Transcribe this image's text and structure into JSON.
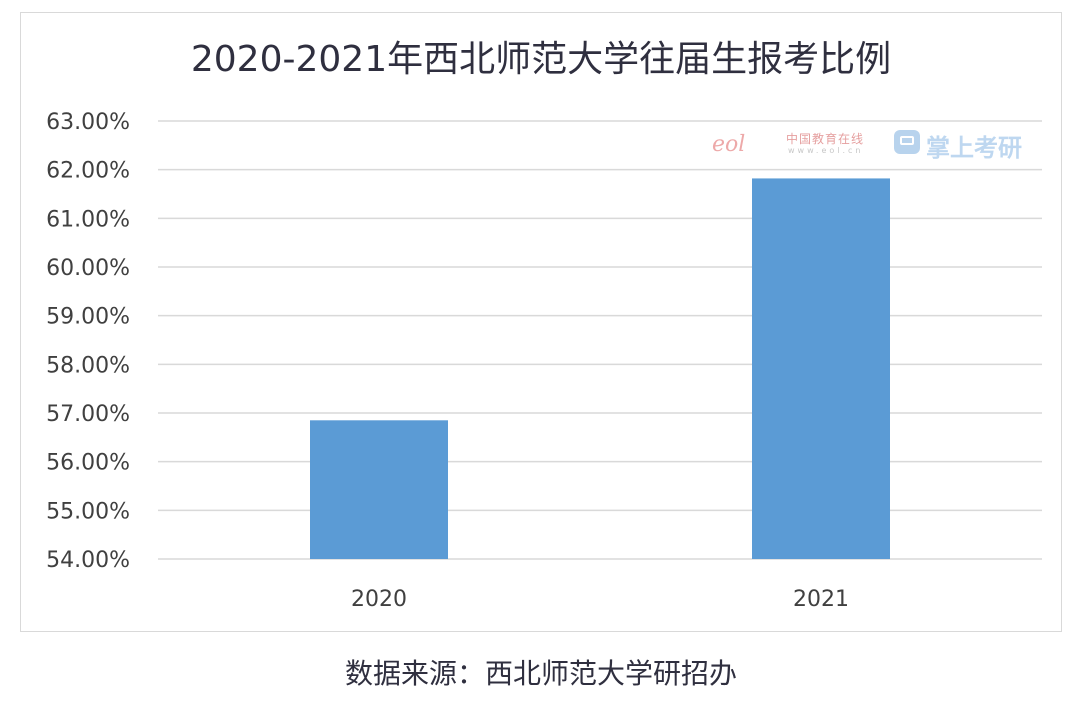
{
  "title": "2020-2021年西北师范大学往届生报考比例",
  "source": "数据来源：西北师范大学研招办",
  "watermark": {
    "logo_text": "eol",
    "site_name": "中国教育在线",
    "url_text": "www.eol.cn",
    "brand": "掌上考研"
  },
  "colors": {
    "bar": "#5b9bd5",
    "grid": "#d9d9d9",
    "text": "#404040"
  },
  "chart_data": {
    "type": "bar",
    "title": "2020-2021年西北师范大学往届生报考比例",
    "categories": [
      "2020",
      "2021"
    ],
    "values": [
      56.85,
      61.82
    ],
    "value_format": "percent",
    "ylim": [
      54,
      63
    ],
    "yticks": [
      54,
      55,
      56,
      57,
      58,
      59,
      60,
      61,
      62,
      63
    ],
    "ytick_labels": [
      "54.00%",
      "55.00%",
      "56.00%",
      "57.00%",
      "58.00%",
      "59.00%",
      "60.00%",
      "61.00%",
      "62.00%",
      "63.00%"
    ],
    "xlabel": "",
    "ylabel": "",
    "grid": true,
    "legend": "none"
  }
}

| TASK TO COMPLETE |
Identify each line in the records above containing the word "title"; copy those lines.

| CORRECT OUTPUT |
  "title": "2020-2021年西北师范大学往届生报考比例",
    "title": "2020-2021年西北师范大学往届生报考比例",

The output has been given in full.